All lines below must be repeated exactly, with the pictures omitted.

(Collected data entries)
--------------------------------------------------
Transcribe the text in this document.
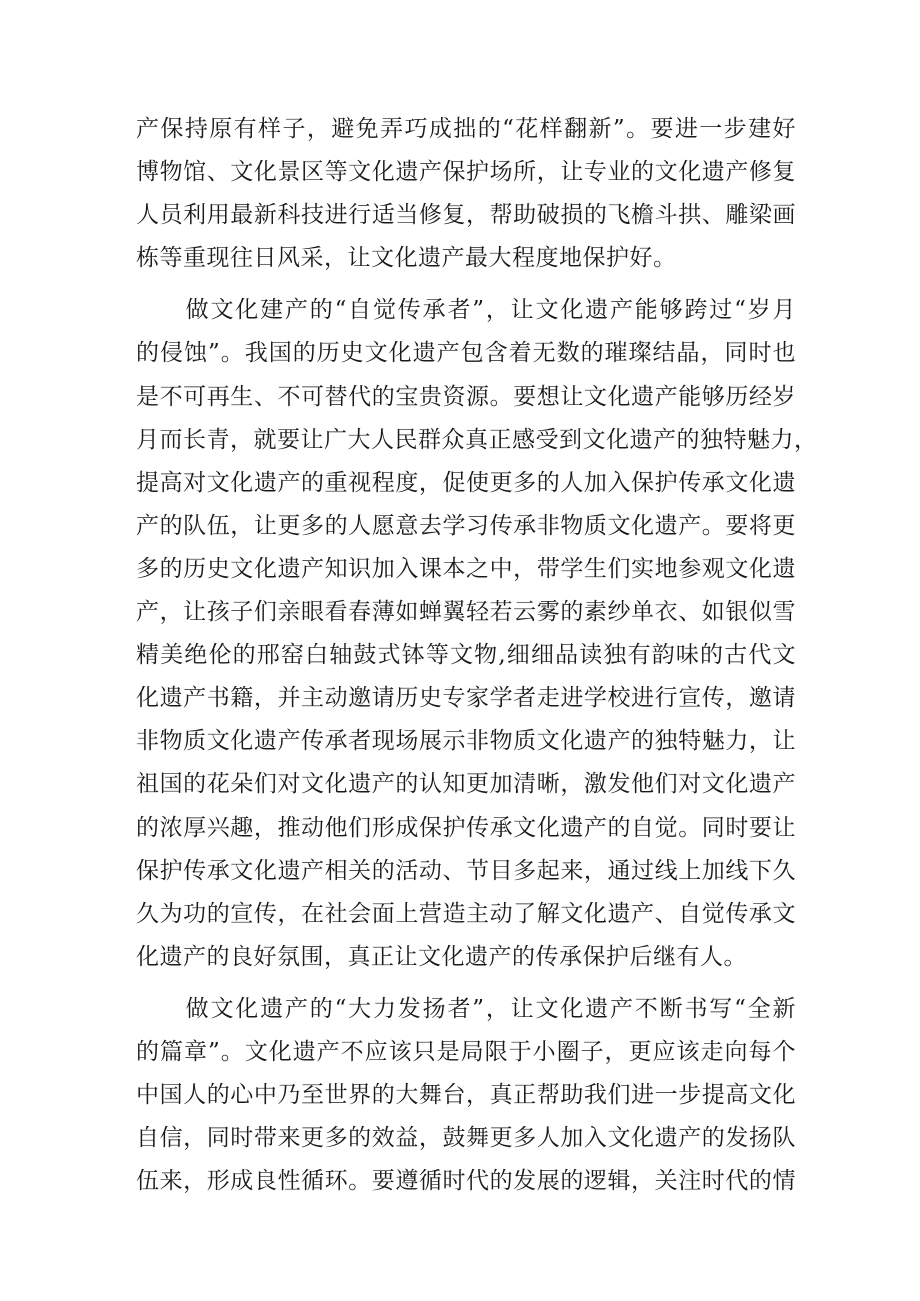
产保持原有样子，避免弄巧成拙的“花样翻新”。要进一步建好
博物馆、文化景区等文化遗产保护场所，让专业的文化遗产修复
人员利用最新科技进行适当修复，帮助破损的飞檐斗拱、雕梁画
栋等重现往日风采，让文化遗产最大程度地保护好。
　　做文化建产的“自觉传承者”，让文化遗产能够跨过“岁月
的侵蚀”。我国的历史文化遗产包含着无数的璀璨结晶，同时也
是不可再生、不可替代的宝贵资源。要想让文化遗产能够历经岁
月而长青，就要让广大人民群众真正感受到文化遗产的独特魅力，
提高对文化遗产的重视程度，促使更多的人加入保护传承文化遗
产的队伍，让更多的人愿意去学习传承非物质文化遗产。要将更
多的历史文化遗产知识加入课本之中，带学生们实地参观文化遗
产，让孩子们亲眼看春薄如蝉翼轻若云雾的素纱单衣、如银似雪
精美绝伦的邢窑白轴鼓式钵等文物,细细品读独有韵味的古代文
化遗产书籍，并主动邀请历史专家学者走进学校进行宣传，邀请
非物质文化遗产传承者现场展示非物质文化遗产的独特魅力，让
祖国的花朵们对文化遗产的认知更加清晰，激发他们对文化遗产
的浓厚兴趣，推动他们形成保护传承文化遗产的自觉。同时要让
保护传承文化遗产相关的活动、节目多起来，通过线上加线下久
久为功的宣传，在社会面上营造主动了解文化遗产、自觉传承文
化遗产的良好氛围，真正让文化遗产的传承保护后继有人。
　　做文化遗产的“大力发扬者”，让文化遗产不断书写“全新
的篇章”。文化遗产不应该只是局限于小圈子，更应该走向每个
中国人的心中乃至世界的大舞台，真正帮助我们进一步提高文化
自信，同时带来更多的效益，鼓舞更多人加入文化遗产的发扬队
伍来，形成良性循环。要遵循时代的发展的逻辑，关注时代的情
--------------------------------------------------
Output for this task:
Transcribe the text in this document.
产保持原有样子，避免弄巧成拙的“花样翻新”。要进一步建好
博物馆、文化景区等文化遗产保护场所，让专业的文化遗产修复
人员利用最新科技进行适当修复，帮助破损的飞檐斗拱、雕梁画
栋等重现往日风采，让文化遗产最大程度地保护好。
　　做文化建产的“自觉传承者”，让文化遗产能够跨过“岁月
的侵蚀”。我国的历史文化遗产包含着无数的璀璨结晶，同时也
是不可再生、不可替代的宝贵资源。要想让文化遗产能够历经岁
月而长青，就要让广大人民群众真正感受到文化遗产的独特魅力，
提高对文化遗产的重视程度，促使更多的人加入保护传承文化遗
产的队伍，让更多的人愿意去学习传承非物质文化遗产。要将更
多的历史文化遗产知识加入课本之中，带学生们实地参观文化遗
产，让孩子们亲眼看春薄如蝉翼轻若云雾的素纱单衣、如银似雪
精美绝伦的邢窑白轴鼓式钵等文物,细细品读独有韵味的古代文
化遗产书籍，并主动邀请历史专家学者走进学校进行宣传，邀请
非物质文化遗产传承者现场展示非物质文化遗产的独特魅力，让
祖国的花朵们对文化遗产的认知更加清晰，激发他们对文化遗产
的浓厚兴趣，推动他们形成保护传承文化遗产的自觉。同时要让
保护传承文化遗产相关的活动、节目多起来，通过线上加线下久
久为功的宣传，在社会面上营造主动了解文化遗产、自觉传承文
化遗产的良好氛围，真正让文化遗产的传承保护后继有人。
　　做文化遗产的“大力发扬者”，让文化遗产不断书写“全新
的篇章”。文化遗产不应该只是局限于小圈子，更应该走向每个
中国人的心中乃至世界的大舞台，真正帮助我们进一步提高文化
自信，同时带来更多的效益，鼓舞更多人加入文化遗产的发扬队
伍来，形成良性循环。要遵循时代的发展的逻辑，关注时代的情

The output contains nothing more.